[Rows from a dataset]
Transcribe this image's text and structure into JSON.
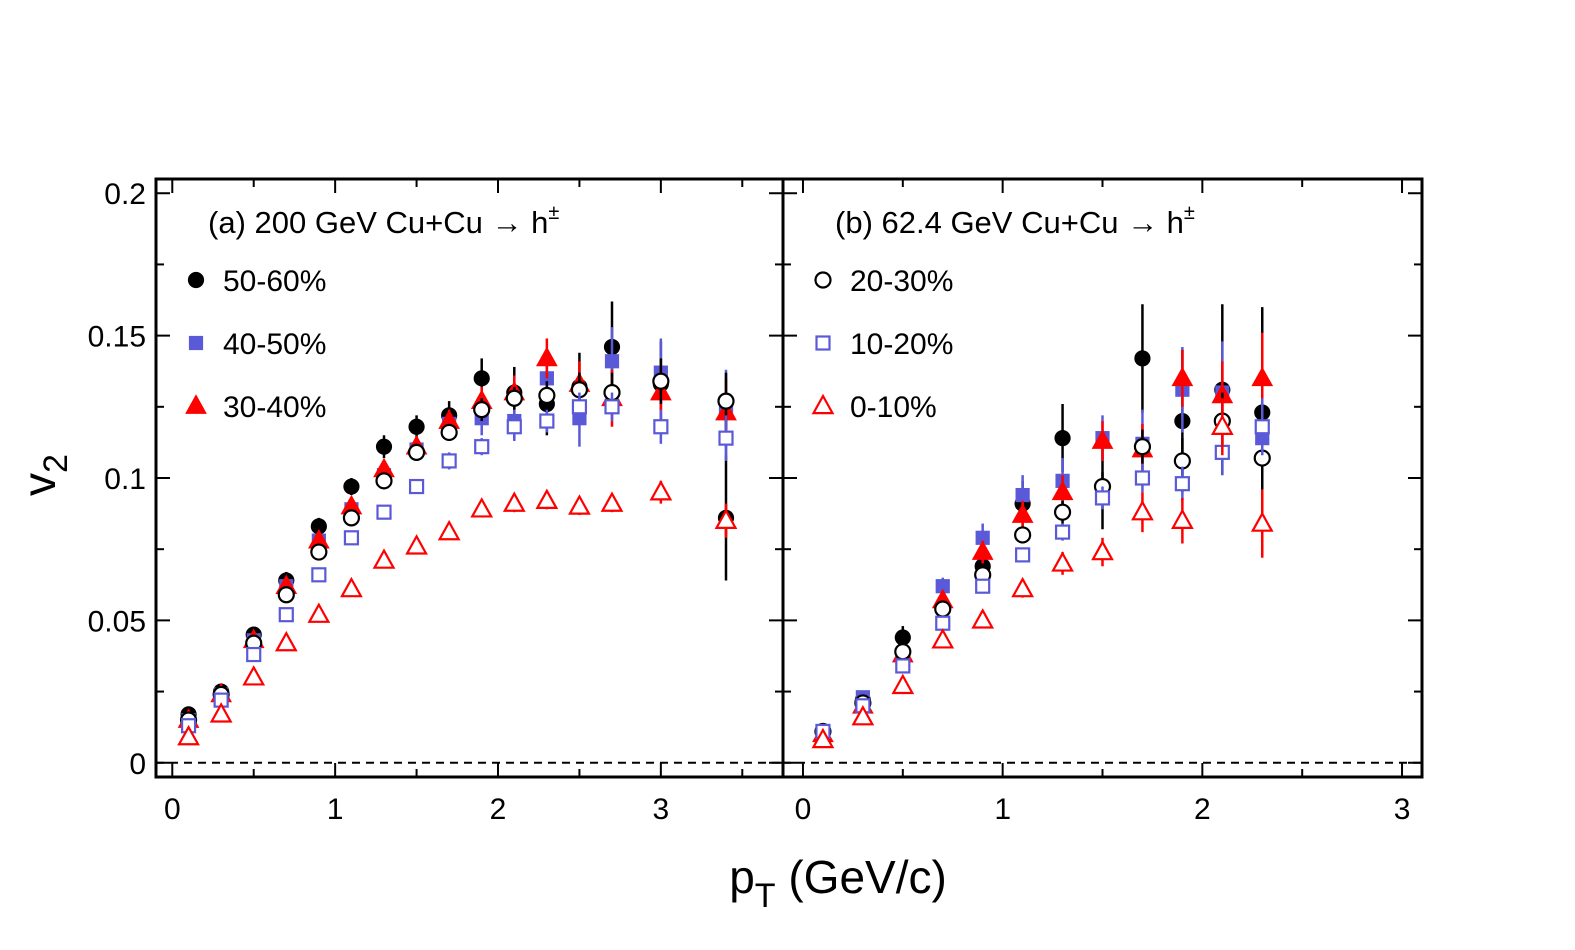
{
  "figure": {
    "xlabel_main": "p",
    "xlabel_sub": "T",
    "xlabel_rest": " (GeV/c)",
    "ylabel_main": "v",
    "ylabel_sub": "2"
  },
  "chart_data": [
    {
      "type": "scatter",
      "title": "(a) 200 GeV Cu+Cu → h±",
      "title_main": "(a) 200 GeV Cu+Cu → h",
      "title_sup": "±",
      "xlabel": "pT (GeV/c)",
      "ylabel": "v2",
      "xlim": [
        -0.1,
        3.75
      ],
      "ylim": [
        -0.005,
        0.205
      ],
      "x_ticks": [
        0,
        1,
        2,
        3
      ],
      "x_tick_labels": [
        "0",
        "1",
        "2",
        "3"
      ],
      "y_ticks": [
        0,
        0.05,
        0.1,
        0.15,
        0.2
      ],
      "y_tick_labels": [
        "0",
        "0.05",
        "0.1",
        "0.15",
        "0.2"
      ],
      "reference_line": {
        "y": 0,
        "style": "dashed"
      },
      "legend_position": "top-left",
      "series": [
        {
          "name": "50-60%",
          "marker": "circle",
          "filled": true,
          "color": "#000000",
          "x": [
            0.1,
            0.3,
            0.5,
            0.7,
            0.9,
            1.1,
            1.3,
            1.5,
            1.7,
            1.9,
            2.1,
            2.3,
            2.5,
            2.7,
            3.0,
            3.4
          ],
          "y": [
            0.017,
            0.025,
            0.045,
            0.064,
            0.083,
            0.097,
            0.111,
            0.118,
            0.122,
            0.135,
            0.13,
            0.126,
            0.132,
            0.146,
            0.133,
            0.086
          ],
          "err": [
            0.002,
            0.002,
            0.002,
            0.003,
            0.003,
            0.003,
            0.004,
            0.004,
            0.005,
            0.007,
            0.009,
            0.011,
            0.012,
            0.016,
            0.015,
            0.022
          ]
        },
        {
          "name": "40-50%",
          "marker": "square",
          "filled": true,
          "color": "#5a5ad8",
          "x": [
            0.1,
            0.3,
            0.5,
            0.7,
            0.9,
            1.1,
            1.3,
            1.5,
            1.7,
            1.9,
            2.1,
            2.3,
            2.5,
            2.7,
            3.0,
            3.4
          ],
          "y": [
            0.015,
            0.024,
            0.043,
            0.062,
            0.078,
            0.089,
            0.101,
            0.11,
            0.119,
            0.121,
            0.12,
            0.135,
            0.121,
            0.141,
            0.137,
            0.123
          ],
          "err": [
            0.002,
            0.002,
            0.002,
            0.002,
            0.003,
            0.003,
            0.003,
            0.004,
            0.004,
            0.006,
            0.007,
            0.009,
            0.01,
            0.012,
            0.012,
            0.015
          ]
        },
        {
          "name": "30-40%",
          "marker": "triangle",
          "filled": true,
          "color": "#ff0000",
          "x": [
            0.1,
            0.3,
            0.5,
            0.7,
            0.9,
            1.1,
            1.3,
            1.5,
            1.7,
            1.9,
            2.1,
            2.3,
            2.5,
            2.7,
            3.0,
            3.4
          ],
          "y": [
            0.015,
            0.024,
            0.043,
            0.062,
            0.078,
            0.09,
            0.103,
            0.111,
            0.12,
            0.127,
            0.13,
            0.142,
            0.133,
            0.128,
            0.13,
            0.123
          ],
          "err": [
            0.002,
            0.002,
            0.002,
            0.002,
            0.002,
            0.003,
            0.003,
            0.003,
            0.004,
            0.005,
            0.006,
            0.007,
            0.008,
            0.01,
            0.01,
            0.012
          ]
        },
        {
          "name": "20-30%",
          "marker": "circle",
          "filled": false,
          "color": "#000000",
          "x": [
            0.1,
            0.3,
            0.5,
            0.7,
            0.9,
            1.1,
            1.3,
            1.5,
            1.7,
            1.9,
            2.1,
            2.3,
            2.5,
            2.7,
            3.0,
            3.4
          ],
          "y": [
            0.015,
            0.024,
            0.042,
            0.059,
            0.074,
            0.086,
            0.099,
            0.109,
            0.116,
            0.124,
            0.128,
            0.129,
            0.131,
            0.13,
            0.134,
            0.127
          ],
          "err": [
            0.001,
            0.001,
            0.001,
            0.002,
            0.002,
            0.002,
            0.002,
            0.003,
            0.003,
            0.004,
            0.004,
            0.005,
            0.006,
            0.007,
            0.008,
            0.01
          ]
        },
        {
          "name": "10-20%",
          "marker": "square",
          "filled": false,
          "color": "#5a5ad8",
          "x": [
            0.1,
            0.3,
            0.5,
            0.7,
            0.9,
            1.1,
            1.3,
            1.5,
            1.7,
            1.9,
            2.1,
            2.3,
            2.5,
            2.7,
            3.0,
            3.4
          ],
          "y": [
            0.013,
            0.022,
            0.038,
            0.052,
            0.066,
            0.079,
            0.088,
            0.097,
            0.106,
            0.111,
            0.118,
            0.12,
            0.125,
            0.125,
            0.118,
            0.114
          ],
          "err": [
            0.001,
            0.001,
            0.001,
            0.001,
            0.002,
            0.002,
            0.002,
            0.002,
            0.003,
            0.003,
            0.004,
            0.004,
            0.005,
            0.005,
            0.006,
            0.008
          ]
        },
        {
          "name": "0-10%",
          "marker": "triangle",
          "filled": false,
          "color": "#ff0000",
          "x": [
            0.1,
            0.3,
            0.5,
            0.7,
            0.9,
            1.1,
            1.3,
            1.5,
            1.7,
            1.9,
            2.1,
            2.3,
            2.5,
            2.7,
            3.0,
            3.4
          ],
          "y": [
            0.009,
            0.017,
            0.03,
            0.042,
            0.052,
            0.061,
            0.071,
            0.076,
            0.081,
            0.089,
            0.091,
            0.092,
            0.09,
            0.091,
            0.095,
            0.085
          ],
          "err": [
            0.001,
            0.001,
            0.001,
            0.001,
            0.001,
            0.001,
            0.002,
            0.002,
            0.002,
            0.002,
            0.003,
            0.003,
            0.003,
            0.003,
            0.004,
            0.006
          ]
        }
      ]
    },
    {
      "type": "scatter",
      "title": "(b) 62.4 GeV Cu+Cu → h±",
      "title_main": "(b) 62.4 GeV Cu+Cu → h",
      "title_sup": "±",
      "xlabel": "pT (GeV/c)",
      "ylabel": "v2",
      "xlim": [
        -0.1,
        3.1
      ],
      "ylim": [
        -0.005,
        0.205
      ],
      "x_ticks": [
        0,
        1,
        2,
        3
      ],
      "x_tick_labels": [
        "0",
        "1",
        "2",
        "3"
      ],
      "y_ticks": [
        0,
        0.05,
        0.1,
        0.15,
        0.2
      ],
      "y_tick_labels": [
        "",
        "",
        "",
        "",
        ""
      ],
      "reference_line": {
        "y": 0,
        "style": "dashed"
      },
      "legend_position": "top-left",
      "legend_series": [
        3,
        4,
        5
      ],
      "series": [
        {
          "name": "50-60%",
          "marker": "circle",
          "filled": true,
          "color": "#000000",
          "x": [
            0.1,
            0.3,
            0.5,
            0.7,
            0.9,
            1.1,
            1.3,
            1.5,
            1.7,
            1.9,
            2.1,
            2.3
          ],
          "y": [
            0.011,
            0.022,
            0.044,
            0.055,
            0.069,
            0.091,
            0.114,
            0.097,
            0.142,
            0.12,
            0.131,
            0.123
          ],
          "err": [
            0.002,
            0.003,
            0.004,
            0.005,
            0.006,
            0.008,
            0.012,
            0.015,
            0.019,
            0.025,
            0.03,
            0.037
          ]
        },
        {
          "name": "40-50%",
          "marker": "square",
          "filled": true,
          "color": "#5a5ad8",
          "x": [
            0.1,
            0.3,
            0.5,
            0.7,
            0.9,
            1.1,
            1.3,
            1.5,
            1.7,
            1.9,
            2.1,
            2.3
          ],
          "y": [
            0.011,
            0.023,
            0.037,
            0.062,
            0.079,
            0.094,
            0.099,
            0.114,
            0.112,
            0.131,
            0.13,
            0.114
          ],
          "err": [
            0.001,
            0.002,
            0.003,
            0.003,
            0.005,
            0.007,
            0.008,
            0.008,
            0.012,
            0.015,
            0.018,
            0.022
          ]
        },
        {
          "name": "30-40%",
          "marker": "triangle",
          "filled": true,
          "color": "#ff0000",
          "x": [
            0.1,
            0.3,
            0.5,
            0.7,
            0.9,
            1.1,
            1.3,
            1.5,
            1.7,
            1.9,
            2.1,
            2.3
          ],
          "y": [
            0.01,
            0.02,
            0.038,
            0.057,
            0.074,
            0.087,
            0.095,
            0.113,
            0.11,
            0.135,
            0.129,
            0.135
          ],
          "err": [
            0.001,
            0.002,
            0.002,
            0.003,
            0.004,
            0.005,
            0.006,
            0.007,
            0.009,
            0.01,
            0.012,
            0.016
          ]
        },
        {
          "name": "20-30%",
          "marker": "circle",
          "filled": false,
          "color": "#000000",
          "x": [
            0.1,
            0.3,
            0.5,
            0.7,
            0.9,
            1.1,
            1.3,
            1.5,
            1.7,
            1.9,
            2.1,
            2.3
          ],
          "y": [
            0.011,
            0.021,
            0.039,
            0.054,
            0.066,
            0.08,
            0.088,
            0.097,
            0.111,
            0.106,
            0.12,
            0.107
          ],
          "err": [
            0.001,
            0.001,
            0.002,
            0.002,
            0.003,
            0.003,
            0.004,
            0.005,
            0.006,
            0.008,
            0.01,
            0.013
          ]
        },
        {
          "name": "10-20%",
          "marker": "square",
          "filled": false,
          "color": "#5a5ad8",
          "x": [
            0.1,
            0.3,
            0.5,
            0.7,
            0.9,
            1.1,
            1.3,
            1.5,
            1.7,
            1.9,
            2.1,
            2.3
          ],
          "y": [
            0.011,
            0.02,
            0.034,
            0.049,
            0.062,
            0.073,
            0.081,
            0.093,
            0.1,
            0.098,
            0.109,
            0.118
          ],
          "err": [
            0.001,
            0.001,
            0.001,
            0.002,
            0.002,
            0.002,
            0.003,
            0.004,
            0.005,
            0.006,
            0.008,
            0.01
          ]
        },
        {
          "name": "0-10%",
          "marker": "triangle",
          "filled": false,
          "color": "#ff0000",
          "x": [
            0.1,
            0.3,
            0.5,
            0.7,
            0.9,
            1.1,
            1.3,
            1.5,
            1.7,
            1.9,
            2.1,
            2.3
          ],
          "y": [
            0.008,
            0.016,
            0.027,
            0.043,
            0.05,
            0.061,
            0.07,
            0.074,
            0.088,
            0.085,
            0.118,
            0.084
          ],
          "err": [
            0.001,
            0.001,
            0.001,
            0.001,
            0.002,
            0.003,
            0.004,
            0.005,
            0.007,
            0.008,
            0.01,
            0.012
          ]
        }
      ]
    }
  ]
}
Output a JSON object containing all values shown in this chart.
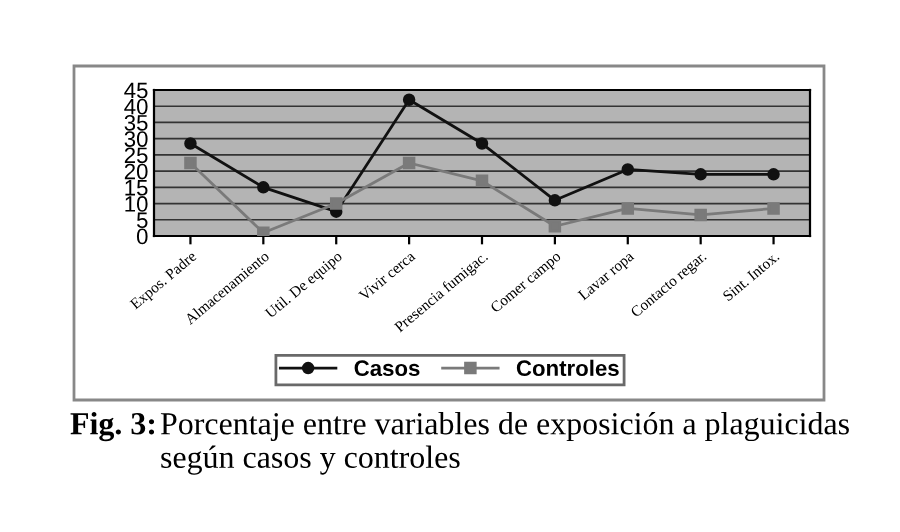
{
  "chart_data": {
    "type": "line",
    "categories": [
      "Expos. Padre",
      "Almacenamiento",
      "Util. De equipo",
      "Vivir cerca",
      "Presencia fumigac.",
      "Comer campo",
      "Lavar ropa",
      "Contacto regar.",
      "Sint. Intox."
    ],
    "series": [
      {
        "name": "Casos",
        "color": "#111111",
        "marker": "circle",
        "values": [
          28.5,
          15,
          7.5,
          42,
          28.5,
          11,
          20.5,
          19,
          19
        ]
      },
      {
        "name": "Controles",
        "color": "#7a7a7a",
        "marker": "square",
        "values": [
          22.5,
          1,
          10,
          22.5,
          17,
          3,
          8.5,
          6.5,
          8.5
        ]
      }
    ],
    "ylim": [
      0,
      45
    ],
    "yticks": [
      0,
      5,
      10,
      15,
      20,
      25,
      30,
      35,
      40,
      45
    ],
    "grid": "y",
    "legend": "bottom",
    "annotations": [
      "Fig. 3:",
      "Porcentaje entre variables de exposición a plaguicidas según casos y controles"
    ]
  }
}
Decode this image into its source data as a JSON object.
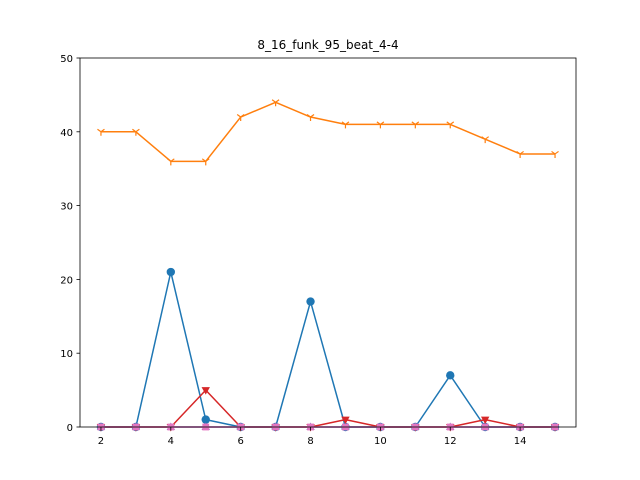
{
  "chart_data": {
    "type": "line",
    "title": "8_16_funk_95_beat_4-4",
    "xlabel": "",
    "ylabel": "",
    "xlim": [
      1.4,
      15.6
    ],
    "ylim": [
      0,
      50
    ],
    "xticks": [
      2,
      4,
      6,
      8,
      10,
      12,
      14
    ],
    "yticks": [
      0,
      10,
      20,
      30,
      40,
      50
    ],
    "grid": false,
    "x": [
      2,
      3,
      4,
      5,
      6,
      7,
      8,
      9,
      10,
      11,
      12,
      13,
      14,
      15
    ],
    "series": [
      {
        "color": "#1f77b4",
        "marker": "circle",
        "values": [
          0,
          0,
          21,
          1,
          0,
          0,
          17,
          0,
          0,
          0,
          7,
          0,
          0,
          0
        ]
      },
      {
        "color": "#ff7f0e",
        "marker": "tri_down",
        "values": [
          40,
          40,
          36,
          36,
          42,
          44,
          42,
          41,
          41,
          41,
          41,
          39,
          37,
          37
        ]
      },
      {
        "color": "#9467bd",
        "marker": "triangle_up",
        "values": [
          0,
          0,
          0,
          0,
          0,
          0,
          0,
          0,
          0,
          0,
          0,
          0,
          0,
          0
        ]
      },
      {
        "color": "#d62728",
        "marker": "triangle_down",
        "values": [
          0,
          0,
          0,
          5,
          0,
          0,
          0,
          1,
          0,
          0,
          0,
          1,
          0,
          0
        ]
      },
      {
        "color": "#e377c2",
        "marker": "square",
        "values": [
          0,
          0,
          0,
          0,
          0,
          0,
          0,
          0,
          0,
          0,
          0,
          0,
          0,
          0
        ]
      }
    ]
  }
}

• TASK DIRECTIONS
Find every line that holds "this" and copy it.

• CORRECT RESULT
Transcribe this image's text and structure into JSON.
Output a JSON object containing all values shown in this chart.
Decode this image into its source data as a JSON object.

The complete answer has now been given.